> _TASK TO COMPLETE_
For each line that holds "Remaining", copy the line out.

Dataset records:
# # #

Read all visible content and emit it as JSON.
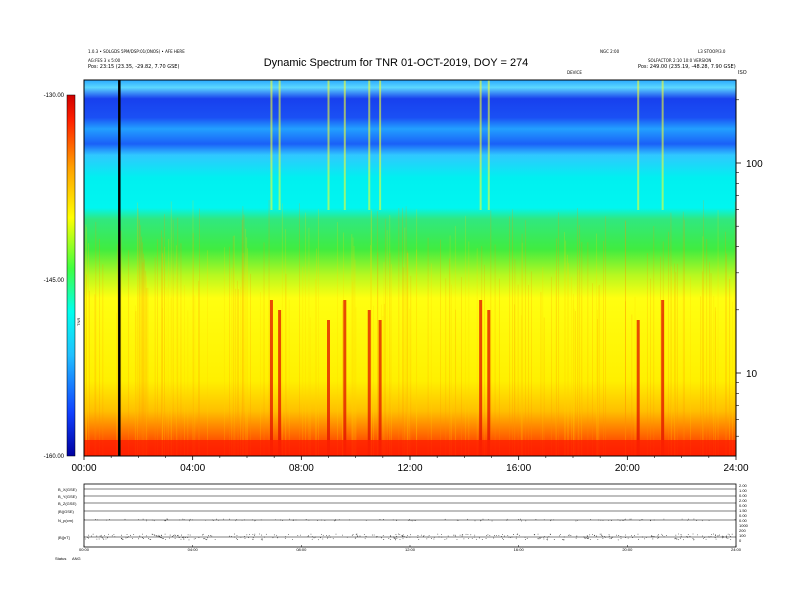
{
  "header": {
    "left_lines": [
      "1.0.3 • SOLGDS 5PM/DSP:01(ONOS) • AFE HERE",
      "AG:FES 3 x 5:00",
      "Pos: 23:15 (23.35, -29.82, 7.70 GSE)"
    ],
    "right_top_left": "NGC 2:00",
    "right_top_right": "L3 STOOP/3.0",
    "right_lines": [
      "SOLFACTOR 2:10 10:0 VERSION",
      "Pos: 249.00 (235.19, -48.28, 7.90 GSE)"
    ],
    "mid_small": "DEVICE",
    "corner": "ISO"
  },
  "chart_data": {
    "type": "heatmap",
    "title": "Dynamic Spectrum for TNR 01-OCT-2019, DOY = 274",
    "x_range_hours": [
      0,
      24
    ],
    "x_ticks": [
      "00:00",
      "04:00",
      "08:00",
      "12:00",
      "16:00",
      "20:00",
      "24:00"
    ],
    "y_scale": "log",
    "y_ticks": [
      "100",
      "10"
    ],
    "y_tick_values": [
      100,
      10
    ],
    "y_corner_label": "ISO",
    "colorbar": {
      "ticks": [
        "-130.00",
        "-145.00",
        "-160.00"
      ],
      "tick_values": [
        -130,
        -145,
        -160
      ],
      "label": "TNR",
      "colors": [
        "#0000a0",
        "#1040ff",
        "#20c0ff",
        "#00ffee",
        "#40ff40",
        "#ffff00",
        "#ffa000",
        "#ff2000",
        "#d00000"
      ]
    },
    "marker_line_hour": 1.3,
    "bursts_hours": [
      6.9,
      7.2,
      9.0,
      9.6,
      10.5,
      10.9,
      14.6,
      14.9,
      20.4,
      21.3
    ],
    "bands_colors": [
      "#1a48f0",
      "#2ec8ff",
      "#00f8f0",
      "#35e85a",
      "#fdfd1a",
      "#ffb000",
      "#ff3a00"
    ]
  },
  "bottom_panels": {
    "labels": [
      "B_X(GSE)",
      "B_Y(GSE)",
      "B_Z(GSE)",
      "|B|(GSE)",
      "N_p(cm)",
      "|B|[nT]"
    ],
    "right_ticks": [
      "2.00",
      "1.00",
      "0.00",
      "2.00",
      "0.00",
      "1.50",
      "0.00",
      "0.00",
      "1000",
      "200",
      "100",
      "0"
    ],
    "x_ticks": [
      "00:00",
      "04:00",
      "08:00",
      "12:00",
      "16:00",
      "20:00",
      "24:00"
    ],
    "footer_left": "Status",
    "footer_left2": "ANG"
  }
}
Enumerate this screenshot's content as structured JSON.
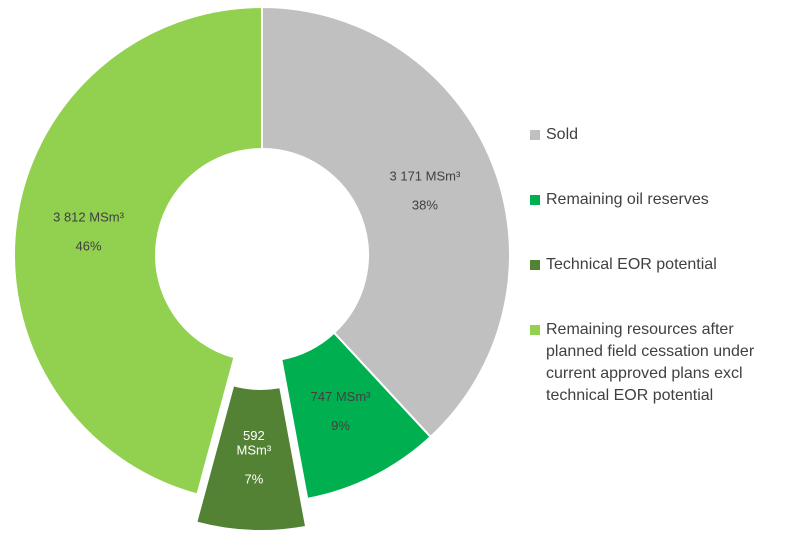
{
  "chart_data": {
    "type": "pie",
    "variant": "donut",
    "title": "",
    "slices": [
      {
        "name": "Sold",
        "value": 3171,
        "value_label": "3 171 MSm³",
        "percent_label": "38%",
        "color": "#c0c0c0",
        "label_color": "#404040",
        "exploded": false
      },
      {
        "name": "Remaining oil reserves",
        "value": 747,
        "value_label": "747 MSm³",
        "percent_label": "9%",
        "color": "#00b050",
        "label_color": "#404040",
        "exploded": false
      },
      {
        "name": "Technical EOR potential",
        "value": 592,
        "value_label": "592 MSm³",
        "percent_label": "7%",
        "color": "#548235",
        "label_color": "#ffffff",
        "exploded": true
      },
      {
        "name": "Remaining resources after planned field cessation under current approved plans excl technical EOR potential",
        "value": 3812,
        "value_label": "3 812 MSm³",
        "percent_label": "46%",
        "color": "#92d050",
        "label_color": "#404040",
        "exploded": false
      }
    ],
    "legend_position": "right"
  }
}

# # #

> _ANSWER IN FULL_
        "name": "Remaining oil reserves",
        "name": "Remaining resources after planned field cessation under current approved plans excl technical EOR potential",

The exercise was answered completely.